> **Information supplied**:
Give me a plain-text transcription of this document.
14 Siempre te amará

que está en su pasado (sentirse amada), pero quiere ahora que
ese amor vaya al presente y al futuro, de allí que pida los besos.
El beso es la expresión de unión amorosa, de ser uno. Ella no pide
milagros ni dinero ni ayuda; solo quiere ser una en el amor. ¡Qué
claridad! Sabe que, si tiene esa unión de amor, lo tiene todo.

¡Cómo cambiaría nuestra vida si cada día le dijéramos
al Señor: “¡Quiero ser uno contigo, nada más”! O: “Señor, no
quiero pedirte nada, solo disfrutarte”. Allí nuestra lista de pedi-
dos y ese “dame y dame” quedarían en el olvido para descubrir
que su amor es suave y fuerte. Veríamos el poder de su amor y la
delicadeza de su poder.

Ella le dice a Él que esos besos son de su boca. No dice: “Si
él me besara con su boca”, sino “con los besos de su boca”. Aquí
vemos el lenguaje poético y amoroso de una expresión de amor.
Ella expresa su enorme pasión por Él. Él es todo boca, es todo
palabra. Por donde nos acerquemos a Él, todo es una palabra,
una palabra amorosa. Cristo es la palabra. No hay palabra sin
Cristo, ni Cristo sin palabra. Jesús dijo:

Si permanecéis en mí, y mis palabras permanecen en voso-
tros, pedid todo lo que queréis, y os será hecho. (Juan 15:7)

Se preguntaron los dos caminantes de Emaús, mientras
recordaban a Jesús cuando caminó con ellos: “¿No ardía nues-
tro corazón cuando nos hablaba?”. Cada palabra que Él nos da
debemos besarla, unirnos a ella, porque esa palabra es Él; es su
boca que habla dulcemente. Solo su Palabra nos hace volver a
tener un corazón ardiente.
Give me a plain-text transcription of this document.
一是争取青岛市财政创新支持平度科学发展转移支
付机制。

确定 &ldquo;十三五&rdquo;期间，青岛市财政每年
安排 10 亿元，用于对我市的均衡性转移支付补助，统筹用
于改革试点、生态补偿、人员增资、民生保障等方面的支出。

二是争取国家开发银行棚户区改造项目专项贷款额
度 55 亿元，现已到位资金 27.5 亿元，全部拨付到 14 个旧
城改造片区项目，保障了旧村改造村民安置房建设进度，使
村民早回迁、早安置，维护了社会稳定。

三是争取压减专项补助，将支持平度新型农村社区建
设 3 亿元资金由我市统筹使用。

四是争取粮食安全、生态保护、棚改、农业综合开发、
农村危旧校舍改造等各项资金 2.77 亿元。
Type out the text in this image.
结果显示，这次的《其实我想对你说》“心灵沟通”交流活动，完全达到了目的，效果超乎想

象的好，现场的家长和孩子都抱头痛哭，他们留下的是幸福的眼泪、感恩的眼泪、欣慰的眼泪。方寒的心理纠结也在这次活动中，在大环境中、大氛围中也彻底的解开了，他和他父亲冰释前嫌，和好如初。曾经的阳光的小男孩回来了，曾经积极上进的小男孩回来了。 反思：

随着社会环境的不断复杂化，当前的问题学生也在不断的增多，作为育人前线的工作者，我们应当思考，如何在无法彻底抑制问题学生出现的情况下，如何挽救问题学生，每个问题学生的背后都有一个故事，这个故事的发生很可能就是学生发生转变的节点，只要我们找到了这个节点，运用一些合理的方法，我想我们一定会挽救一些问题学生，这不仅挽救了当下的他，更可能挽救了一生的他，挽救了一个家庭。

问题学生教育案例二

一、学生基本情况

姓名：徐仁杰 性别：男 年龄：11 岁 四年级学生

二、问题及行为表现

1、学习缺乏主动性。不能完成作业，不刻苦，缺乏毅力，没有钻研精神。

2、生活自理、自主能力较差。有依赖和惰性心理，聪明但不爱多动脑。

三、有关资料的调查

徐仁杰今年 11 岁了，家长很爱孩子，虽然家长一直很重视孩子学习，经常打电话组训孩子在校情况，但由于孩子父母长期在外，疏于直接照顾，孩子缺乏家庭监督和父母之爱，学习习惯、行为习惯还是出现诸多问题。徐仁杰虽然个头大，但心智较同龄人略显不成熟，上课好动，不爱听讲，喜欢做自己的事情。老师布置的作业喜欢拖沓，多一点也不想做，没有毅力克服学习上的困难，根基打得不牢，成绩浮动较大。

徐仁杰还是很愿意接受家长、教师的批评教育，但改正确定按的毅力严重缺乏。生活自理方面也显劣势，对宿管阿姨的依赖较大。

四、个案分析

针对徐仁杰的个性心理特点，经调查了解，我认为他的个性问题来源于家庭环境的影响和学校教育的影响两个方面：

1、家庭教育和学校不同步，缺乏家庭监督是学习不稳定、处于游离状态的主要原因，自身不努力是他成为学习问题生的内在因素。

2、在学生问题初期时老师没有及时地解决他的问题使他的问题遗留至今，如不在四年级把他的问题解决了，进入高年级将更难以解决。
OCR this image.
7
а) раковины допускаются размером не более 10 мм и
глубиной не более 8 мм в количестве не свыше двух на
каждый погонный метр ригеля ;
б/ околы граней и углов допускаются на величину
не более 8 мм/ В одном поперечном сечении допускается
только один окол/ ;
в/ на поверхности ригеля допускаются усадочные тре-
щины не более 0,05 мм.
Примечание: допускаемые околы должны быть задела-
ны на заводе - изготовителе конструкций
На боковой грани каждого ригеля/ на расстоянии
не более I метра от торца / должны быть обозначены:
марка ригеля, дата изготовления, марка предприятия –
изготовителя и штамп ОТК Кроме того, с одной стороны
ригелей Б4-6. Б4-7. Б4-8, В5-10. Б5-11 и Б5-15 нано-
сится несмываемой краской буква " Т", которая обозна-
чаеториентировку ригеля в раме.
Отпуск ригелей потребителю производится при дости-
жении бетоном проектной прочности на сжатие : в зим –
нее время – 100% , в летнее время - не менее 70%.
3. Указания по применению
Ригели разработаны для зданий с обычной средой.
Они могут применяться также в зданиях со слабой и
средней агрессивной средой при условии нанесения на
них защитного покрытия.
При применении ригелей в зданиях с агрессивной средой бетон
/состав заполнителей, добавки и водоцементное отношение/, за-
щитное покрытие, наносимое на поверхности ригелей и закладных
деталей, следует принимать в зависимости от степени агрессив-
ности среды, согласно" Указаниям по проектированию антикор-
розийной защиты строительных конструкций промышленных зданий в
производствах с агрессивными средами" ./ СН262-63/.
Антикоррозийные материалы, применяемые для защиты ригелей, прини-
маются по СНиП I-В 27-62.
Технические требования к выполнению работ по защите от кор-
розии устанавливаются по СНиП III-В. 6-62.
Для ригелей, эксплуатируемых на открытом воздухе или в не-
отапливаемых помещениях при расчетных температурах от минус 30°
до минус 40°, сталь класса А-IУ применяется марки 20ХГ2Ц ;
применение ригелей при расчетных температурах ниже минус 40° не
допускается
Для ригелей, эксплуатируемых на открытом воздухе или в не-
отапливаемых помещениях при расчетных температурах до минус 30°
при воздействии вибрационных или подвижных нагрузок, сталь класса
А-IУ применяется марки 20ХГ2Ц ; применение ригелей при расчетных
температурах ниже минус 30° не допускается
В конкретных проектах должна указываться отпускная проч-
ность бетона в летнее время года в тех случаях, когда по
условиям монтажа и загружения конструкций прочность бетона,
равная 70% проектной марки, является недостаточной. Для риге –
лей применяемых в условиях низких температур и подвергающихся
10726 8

> **Stated problem**: Pick out the lines that include the word "быть" and write them out.

> **Result below**:
Примечание: допускаемые околы должны быть задела-
не более I метра от торца / должны быть обозначены:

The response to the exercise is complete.